WHAT IS BEING ASKED: Return the records that follow, matching each one exactly.

ROWS:
+ + + + + + +

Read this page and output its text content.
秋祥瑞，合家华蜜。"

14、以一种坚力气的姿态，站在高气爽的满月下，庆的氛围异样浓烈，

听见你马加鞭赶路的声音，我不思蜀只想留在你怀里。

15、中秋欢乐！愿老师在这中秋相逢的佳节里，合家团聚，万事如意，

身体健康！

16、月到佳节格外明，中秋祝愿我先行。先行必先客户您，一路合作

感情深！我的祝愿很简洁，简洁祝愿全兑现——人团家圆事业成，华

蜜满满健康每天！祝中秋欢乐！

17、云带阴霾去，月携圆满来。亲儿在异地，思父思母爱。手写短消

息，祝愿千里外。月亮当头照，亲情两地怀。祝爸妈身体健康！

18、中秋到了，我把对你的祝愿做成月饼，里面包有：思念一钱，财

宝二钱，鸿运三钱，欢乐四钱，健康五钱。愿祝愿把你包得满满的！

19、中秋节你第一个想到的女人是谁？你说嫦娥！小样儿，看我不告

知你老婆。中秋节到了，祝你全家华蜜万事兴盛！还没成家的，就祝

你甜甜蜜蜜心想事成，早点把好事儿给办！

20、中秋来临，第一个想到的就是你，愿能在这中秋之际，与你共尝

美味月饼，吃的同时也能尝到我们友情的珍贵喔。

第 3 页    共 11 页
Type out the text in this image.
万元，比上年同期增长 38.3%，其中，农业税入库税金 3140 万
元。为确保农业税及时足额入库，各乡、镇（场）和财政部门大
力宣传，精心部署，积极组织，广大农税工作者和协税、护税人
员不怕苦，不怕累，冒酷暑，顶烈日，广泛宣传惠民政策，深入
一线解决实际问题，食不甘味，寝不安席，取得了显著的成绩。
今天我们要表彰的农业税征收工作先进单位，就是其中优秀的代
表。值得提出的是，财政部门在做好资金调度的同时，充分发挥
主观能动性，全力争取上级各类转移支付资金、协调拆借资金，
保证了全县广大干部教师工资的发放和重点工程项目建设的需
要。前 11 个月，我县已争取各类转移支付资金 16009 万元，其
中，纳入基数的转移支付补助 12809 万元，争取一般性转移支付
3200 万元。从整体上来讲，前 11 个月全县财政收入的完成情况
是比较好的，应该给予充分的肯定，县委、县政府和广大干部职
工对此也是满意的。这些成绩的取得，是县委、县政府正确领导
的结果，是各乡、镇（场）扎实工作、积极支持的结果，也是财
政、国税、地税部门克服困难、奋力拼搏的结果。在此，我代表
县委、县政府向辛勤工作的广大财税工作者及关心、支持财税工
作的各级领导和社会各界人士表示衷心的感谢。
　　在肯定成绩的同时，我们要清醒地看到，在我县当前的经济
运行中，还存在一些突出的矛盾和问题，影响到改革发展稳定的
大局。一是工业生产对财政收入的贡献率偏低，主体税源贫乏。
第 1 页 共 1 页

+ + + + + + +

TASK RESULT:
Read this page and output its text content.
秋祥瑞，合家华蜜。"

14、以一种坚力气的姿态，站在高气爽的满月下，庆的氛围异样浓烈，

听见你马加鞭赶路的声音，我不思蜀只想留在你怀里。

15、中秋欢乐！愿老师在这中秋相逢的佳节里，合家团聚，万事如意，

身体健康！

16、月到佳节格外明，中秋祝愿我先行。先行必先客户您，一路合作

感情深！我的祝愿很简洁，简洁祝愿全兑现——人团家圆事业成，华

蜜满满健康每天！祝中秋欢乐！

17、云带阴霾去，月携圆满来。亲儿在异地，思父思母爱。手写短消

息，祝愿千里外。月亮当头照，亲情两地怀。祝爸妈身体健康！

18、中秋到了，我把对你的祝愿做成月饼，里面包有：思念一钱，财

宝二钱，鸿运三钱，欢乐四钱，健康五钱。愿祝愿把你包得满满的！

19、中秋节你第一个想到的女人是谁？你说嫦娥！小样儿，看我不告

知你老婆。中秋节到了，祝你全家华蜜万事兴盛！还没成家的，就祝

你甜甜蜜蜜心想事成，早点把好事儿给办！

20、中秋来临，第一个想到的就是你，愿能在这中秋之际，与你共尝

美味月饼，吃的同时也能尝到我们友情的珍贵喔。

第 3 页    共 11 页
Type out the text in this image.
万元，比上年同期增长 38.3%，其中，农业税入库税金 3140 万
元。为确保农业税及时足额入库，各乡、镇（场）和财政部门大
力宣传，精心部署，积极组织，广大农税工作者和协税、护税人
员不怕苦，不怕累，冒酷暑，顶烈日，广泛宣传惠民政策，深入
一线解决实际问题，食不甘味，寝不安席，取得了显著的成绩。
今天我们要表彰的农业税征收工作先进单位，就是其中优秀的代
表。值得提出的是，财政部门在做好资金调度的同时，充分发挥
主观能动性，全力争取上级各类转移支付资金、协调拆借资金，
保证了全县广大干部教师工资的发放和重点工程项目建设的需
要。前 11 个月，我县已争取各类转移支付资金 16009 万元，其
中，纳入基数的转移支付补助 12809 万元，争取一般性转移支付
3200 万元。从整体上来讲，前 11 个月全县财政收入的完成情况
是比较好的，应该给予充分的肯定，县委、县政府和广大干部职
工对此也是满意的。这些成绩的取得，是县委、县政府正确领导
的结果，是各乡、镇（场）扎实工作、积极支持的结果，也是财
政、国税、地税部门克服困难、奋力拼搏的结果。在此，我代表
县委、县政府向辛勤工作的广大财税工作者及关心、支持财税工
作的各级领导和社会各界人士表示衷心的感谢。
　　在肯定成绩的同时，我们要清醒地看到，在我县当前的经济
运行中，还存在一些突出的矛盾和问题，影响到改革发展稳定的
大局。一是工业生产对财政收入的贡献率偏低，主体税源贫乏。
第 1 页 共 1 页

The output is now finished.